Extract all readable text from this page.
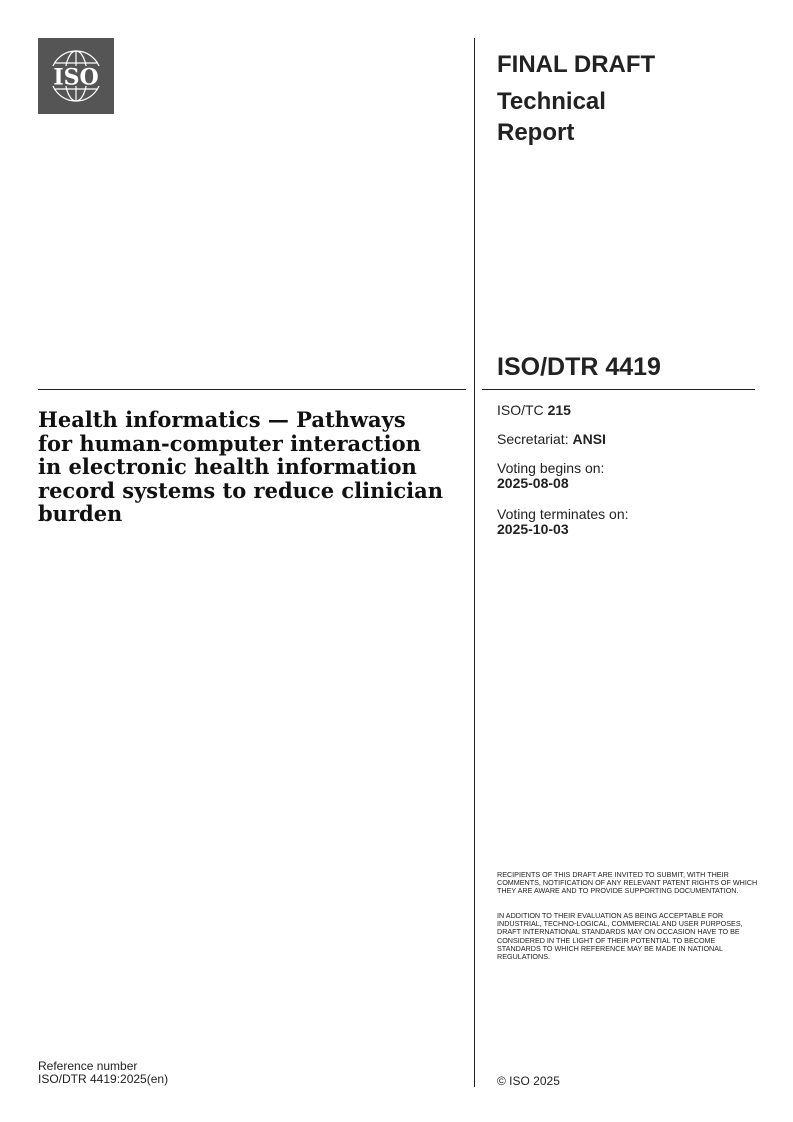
ISO	FINAL DRAFT
Technical
Report
ISO/DTR 4419
Health informatics — Pathways
for human-computer interaction
in electronic health information
record systems to reduce clinician
burden
ISO/TC 215
Secretariat: ANSI
Voting begins on:
2025-08-08
Voting terminates on:
2025-10-03
RECIPIENTS OF THIS DRAFT ARE INVITED TO SUBMIT, WITH THEIR COMMENTS, NOTIFICATION OF ANY RELEVANT PATENT RIGHTS OF WHICH THEY ARE AWARE AND TO PROVIDE SUPPORTING DOCUMENTATION.
IN ADDITION TO THEIR EVALUATION AS BEING ACCEPTABLE FOR INDUSTRIAL, TECHNO-LOGICAL, COMMERCIAL AND USER PURPOSES, DRAFT INTERNATIONAL STANDARDS MAY ON OCCASION HAVE TO BE CONSIDERED IN THE LIGHT OF THEIR POTENTIAL TO BECOME STANDARDS TO WHICH REFERENCE MAY BE MADE IN NATIONAL REGULATIONS.
Reference number
ISO/DTR 4419:2025(en)	© ISO 2025
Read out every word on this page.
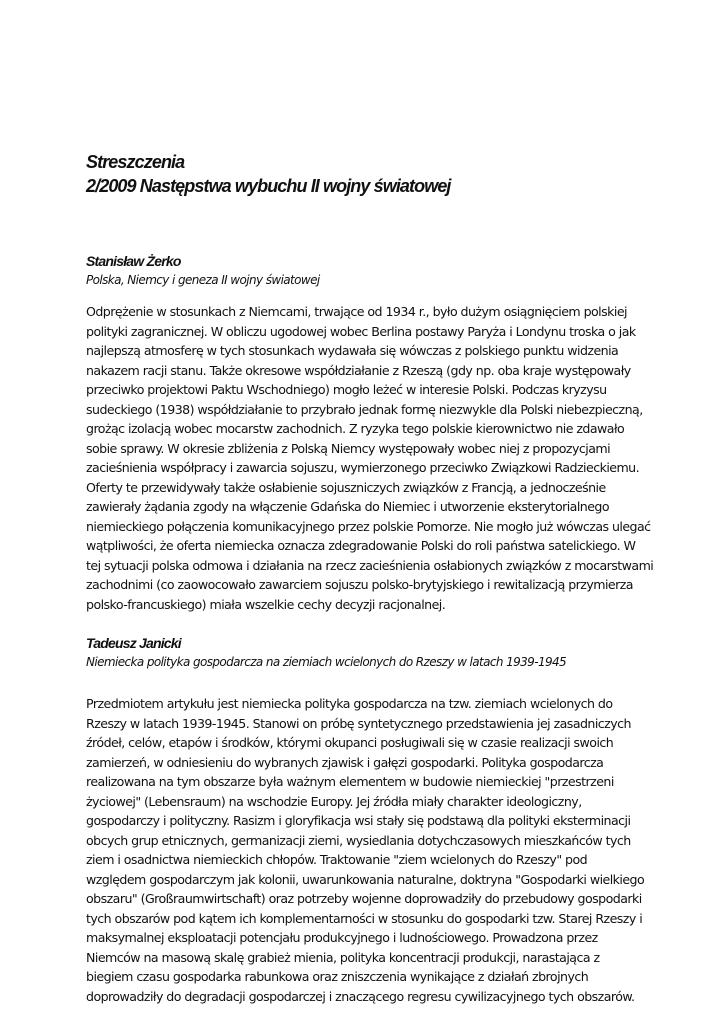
Streszczenia
2/2009 Następstwa wybuchu II wojny światowej

Stanisław Żerko

Polska, Niemcy i geneza II wojny światowej

Odprężenie w stosunkach z Niemcami, trwające od 1934 r., było dużym osiągnięciem polskiej
polityki zagranicznej. W obliczu ugodowej wobec Berlina postawy Paryża i Londynu troska o jak
najlepszą atmosferę w tych stosunkach wydawała się wówczas z polskiego punktu widzenia
nakazem racji stanu. Także okresowe współdziałanie z Rzeszą (gdy np. oba kraje występowały
przeciwko projektowi Paktu Wschodniego) mogło leżeć w interesie Polski. Podczas kryzysu
sudeckiego (1938) współdziałanie to przybrało jednak formę niezwykle dla Polski niebezpieczną,
grożąc izolacją wobec mocarstw zachodnich. Z ryzyka tego polskie kierownictwo nie zdawało
sobie sprawy. W okresie zbliżenia z Polską Niemcy występowały wobec niej z propozycjami
zacieśnienia współpracy i zawarcia sojuszu, wymierzonego przeciwko Związkowi Radzieckiemu.
Oferty te przewidywały także osłabienie sojuszniczych związków z Francją, a jednocześnie
zawierały żądania zgody na włączenie Gdańska do Niemiec i utworzenie eksterytorialnego
niemieckiego połączenia komunikacyjnego przez polskie Pomorze. Nie mogło już wówczas ulegać
wątpliwości, że oferta niemiecka oznacza zdegradowanie Polski do roli państwa satelickiego. W
tej sytuacji polska odmowa i działania na rzecz zacieśnienia osłabionych związków z mocarstwami
zachodnimi (co zaowocowało zawarciem sojuszu polsko-brytyjskiego i rewitalizacją przymierza
polsko-francuskiego) miała wszelkie cechy decyzji racjonalnej.

Tadeusz Janicki

Niemiecka polityka gospodarcza na ziemiach wcielonych do Rzeszy w latach 1939-1945

Przedmiotem artykułu jest niemiecka polityka gospodarcza na tzw. ziemiach wcielonych do
Rzeszy w latach 1939-1945. Stanowi on próbę syntetycznego przedstawienia jej zasadniczych
źródeł, celów, etapów i środków, którymi okupanci posługiwali się w czasie realizacji swoich
zamierzeń, w odniesieniu do wybranych zjawisk i gałęzi gospodarki. Polityka gospodarcza
realizowana na tym obszarze była ważnym elementem w budowie niemieckiej "przestrzeni
życiowej" (Lebensraum) na wschodzie Europy. Jej źródła miały charakter ideologiczny,
gospodarczy i polityczny. Rasizm i gloryfikacja wsi stały się podstawą dla polityki eksterminacji
obcych grup etnicznych, germanizacji ziemi, wysiedlania dotychczasowych mieszkańców tych
ziem i osadnictwa niemieckich chłopów. Traktowanie "ziem wcielonych do Rzeszy" pod
względem gospodarczym jak kolonii, uwarunkowania naturalne, doktryna "Gospodarki wielkiego
obszaru" (Großraumwirtschaft) oraz potrzeby wojenne doprowadziły do przebudowy gospodarki
tych obszarów pod kątem ich komplementarności w stosunku do gospodarki tzw. Starej Rzeszy i
maksymalnej eksploatacji potencjału produkcyjnego i ludnościowego. Prowadzona przez
Niemców na masową skalę grabież mienia, polityka koncentracji produkcji, narastająca z
biegiem czasu gospodarka rabunkowa oraz zniszczenia wynikające z działań zbrojnych
doprowadziły do degradacji gospodarczej i znaczącego regresu cywilizacyjnego tych obszarów.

= = = = = = =

Which lines hold the word "wówczas"? Show each one.

◆ Result of the task
najlepszą atmosferę w tych stosunkach wydawała się wówczas z polskiego punktu widzenia
niemieckiego połączenia komunikacyjnego przez polskie Pomorze. Nie mogło już wówczas ulegać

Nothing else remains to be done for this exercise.